→ Given request
Copy, from the entries below, each line in which the string "text" appears.

-- begin Data for this exercise --

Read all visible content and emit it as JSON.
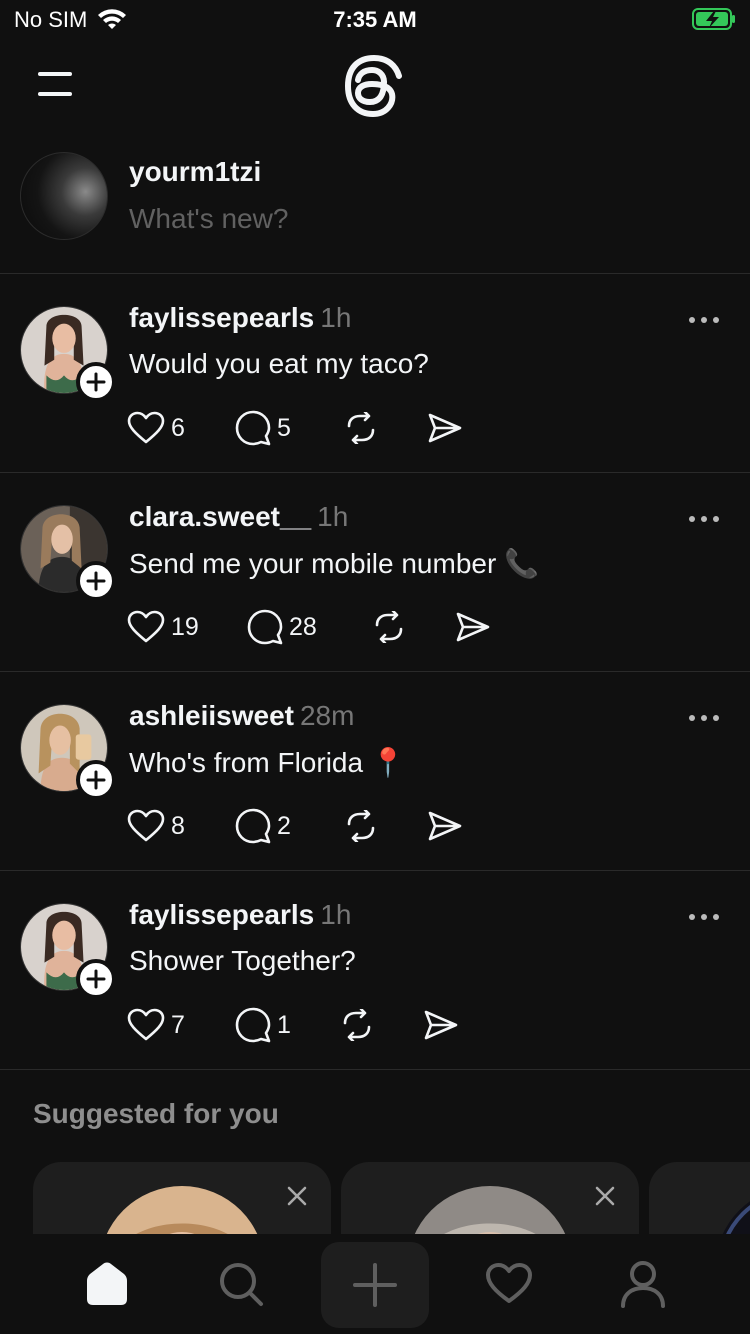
{
  "status_bar": {
    "carrier": "No SIM",
    "time": "7:35 AM"
  },
  "composer": {
    "username": "yourm1tzi",
    "placeholder": "What's new?"
  },
  "posts": [
    {
      "author": "faylissepearls",
      "time": "1h",
      "text": "Would you eat my taco?",
      "likes": "6",
      "replies": "5"
    },
    {
      "author": "clara.sweet__",
      "time": "1h",
      "text": "Send me your mobile number 📞",
      "likes": "19",
      "replies": "28"
    },
    {
      "author": "ashleiisweet",
      "time": "28m",
      "text": "Who's from Florida 📍",
      "likes": "8",
      "replies": "2"
    },
    {
      "author": "faylissepearls",
      "time": "1h",
      "text": "Shower Together?",
      "likes": "7",
      "replies": "1"
    }
  ],
  "suggested": {
    "title": "Suggested for you"
  },
  "tabs": [
    {
      "icon": "home-icon",
      "active": true
    },
    {
      "icon": "search-icon",
      "active": false
    },
    {
      "icon": "plus-icon",
      "active": false
    },
    {
      "icon": "heart-icon",
      "active": false
    },
    {
      "icon": "profile-icon",
      "active": false
    }
  ],
  "colors": {
    "background": "#101010",
    "text": "#f3f5f7",
    "muted": "#777777",
    "battery": "#34c759"
  }
}
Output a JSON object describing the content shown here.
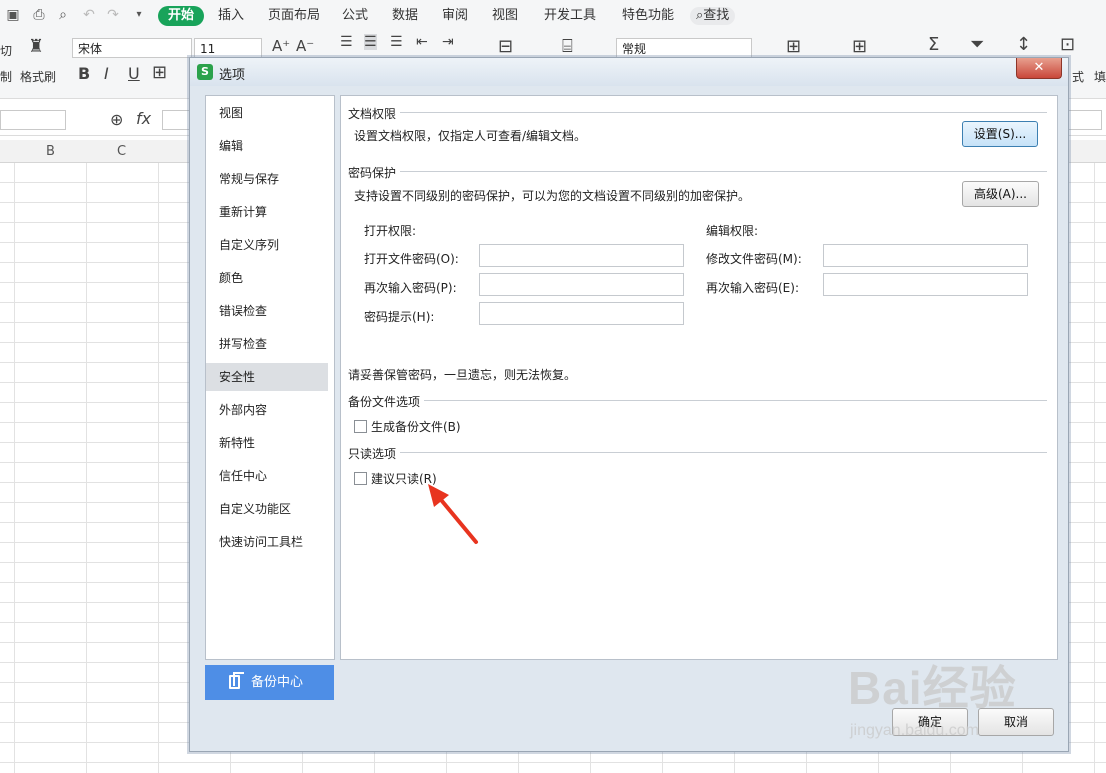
{
  "app": {
    "menu_tabs": [
      "开始",
      "插入",
      "页面布局",
      "公式",
      "数据",
      "审阅",
      "视图",
      "开发工具",
      "特色功能"
    ],
    "search_label": "查找",
    "toolbar": {
      "cut_partial": "切",
      "copy_partial": "制",
      "format_painter": "格式刷",
      "font_name": "宋体",
      "font_size": "11",
      "number_format": "常规",
      "bold": "B",
      "italic": "I",
      "underline": "U",
      "right_partial_1": "式",
      "right_partial_2": "填"
    },
    "formula_bar": {
      "fx": "fx"
    },
    "columns": [
      "B",
      "C"
    ]
  },
  "dialog": {
    "title": "选项",
    "close_label": "✕",
    "nav_items": [
      "视图",
      "编辑",
      "常规与保存",
      "重新计算",
      "自定义序列",
      "颜色",
      "错误检查",
      "拼写检查",
      "安全性",
      "外部内容",
      "新特性",
      "信任中心",
      "自定义功能区",
      "快速访问工具栏"
    ],
    "selected_nav": "安全性",
    "backup_center": "备份中心",
    "doc_permission": {
      "title": "文档权限",
      "desc": "设置文档权限，仅指定人可查看/编辑文档。",
      "button": "设置(S)..."
    },
    "password_protection": {
      "title": "密码保护",
      "desc": "支持设置不同级别的密码保护，可以为您的文档设置不同级别的加密保护。",
      "button": "高级(A)...",
      "open_title": "打开权限:",
      "open_password_label": "打开文件密码(O):",
      "open_password_value": "",
      "open_reenter_label": "再次输入密码(P):",
      "open_reenter_value": "",
      "hint_label": "密码提示(H):",
      "hint_value": "",
      "edit_title": "编辑权限:",
      "edit_password_label": "修改文件密码(M):",
      "edit_password_value": "",
      "edit_reenter_label": "再次输入密码(E):",
      "edit_reenter_value": "",
      "note": "请妥善保管密码，一旦遗忘，则无法恢复。"
    },
    "backup": {
      "title": "备份文件选项",
      "checkbox_label": "生成备份文件(B)",
      "checked": false
    },
    "readonly": {
      "title": "只读选项",
      "checkbox_label": "建议只读(R)",
      "checked": false
    },
    "ok_label": "确定",
    "cancel_label": "取消"
  },
  "watermark": {
    "text": "Bai经验",
    "url": "jingyan.baidu.com"
  },
  "colors": {
    "accent_green": "#18a35a",
    "nav_selected": "#dcdfe3",
    "backup_blue": "#4e8ee6",
    "arrow_red": "#e8341f"
  }
}
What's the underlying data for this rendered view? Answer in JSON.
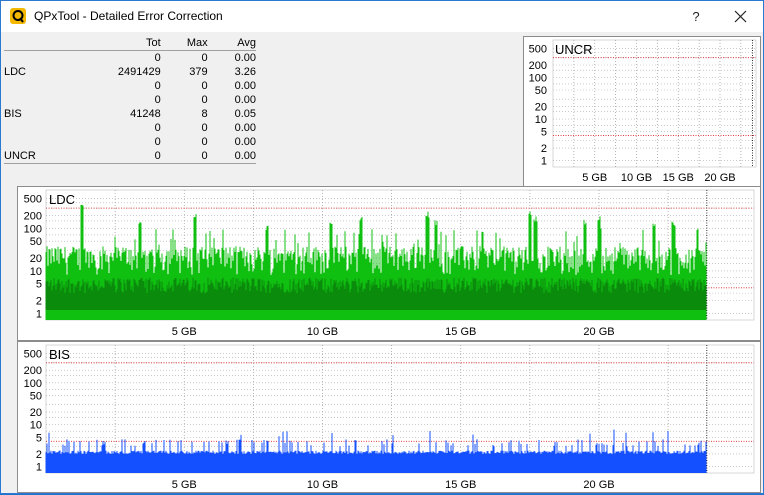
{
  "window": {
    "title": "QPxTool - Detailed Error Correction",
    "help_label": "?"
  },
  "stats": {
    "headers": [
      "",
      "Tot",
      "Max",
      "Avg"
    ],
    "rows": [
      [
        "",
        "0",
        "0",
        "0.00"
      ],
      [
        "LDC",
        "2491429",
        "379",
        "3.26"
      ],
      [
        "",
        "0",
        "0",
        "0.00"
      ],
      [
        "",
        "0",
        "0",
        "0.00"
      ],
      [
        "BIS",
        "41248",
        "8",
        "0.05"
      ],
      [
        "",
        "0",
        "0",
        "0.00"
      ],
      [
        "",
        "0",
        "0",
        "0.00"
      ],
      [
        "UNCR",
        "0",
        "0",
        "0.00"
      ]
    ]
  },
  "chart_data": [
    {
      "type": "bar",
      "title": "UNCR",
      "y_ticks": [
        "500",
        "200",
        "100",
        "50",
        "20",
        "10",
        "5",
        "2",
        "1"
      ],
      "x_ticks": [
        "5 GB",
        "10 GB",
        "15 GB",
        "20 GB"
      ],
      "y_scale": "log",
      "ylim": [
        1,
        500
      ],
      "xlim_gb": [
        0,
        23.9
      ],
      "series": [
        {
          "values_note": "all zero",
          "max": 0
        }
      ]
    },
    {
      "type": "bar",
      "title": "LDC",
      "y_ticks": [
        "500",
        "200",
        "100",
        "50",
        "20",
        "10",
        "5",
        "2",
        "1"
      ],
      "x_ticks": [
        "5 GB",
        "10 GB",
        "15 GB",
        "20 GB"
      ],
      "y_scale": "log",
      "ylim": [
        1,
        500
      ],
      "xlim_gb": [
        0,
        23.9
      ],
      "series": [
        {
          "typical": 6,
          "max": 379
        }
      ],
      "color": "#00c000"
    },
    {
      "type": "bar",
      "title": "BIS",
      "y_ticks": [
        "500",
        "200",
        "100",
        "50",
        "20",
        "10",
        "5",
        "2",
        "1"
      ],
      "x_ticks": [
        "5 GB",
        "10 GB",
        "15 GB",
        "20 GB"
      ],
      "y_scale": "log",
      "ylim": [
        1,
        500
      ],
      "xlim_gb": [
        0,
        23.9
      ],
      "series": [
        {
          "typical": 2,
          "max": 8
        }
      ],
      "color": "#0050ff"
    }
  ]
}
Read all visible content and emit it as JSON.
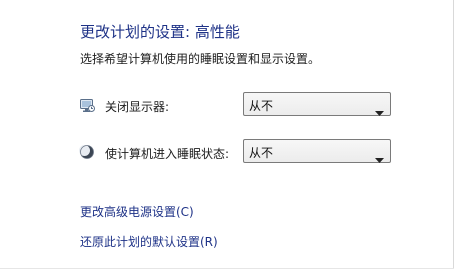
{
  "header": {
    "title": "更改计划的设置: 高性能",
    "subtitle": "选择希望计算机使用的睡眠设置和显示设置。"
  },
  "settings": {
    "display": {
      "label": "关闭显示器:",
      "value": "从不",
      "icon": "monitor-icon"
    },
    "sleep": {
      "label": "使计算机进入睡眠状态:",
      "value": "从不",
      "icon": "moon-icon"
    }
  },
  "links": {
    "advanced": "更改高级电源设置(C)",
    "restore": "还原此计划的默认设置(R)"
  },
  "colors": {
    "title": "#1e3287",
    "link": "#1e3287",
    "text": "#1e1e1e"
  }
}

-- end Data for this exercise --

→ Result of this task
      "text": "Would you eat my taco?",
      "text": "Send me your mobile number 📞",
      "text": "Who's from Florida 📍",
      "text": "Shower Together?",
    "text": "#f3f5f7",
    "text": "Bai经验",
    "text": "#1e1e1e"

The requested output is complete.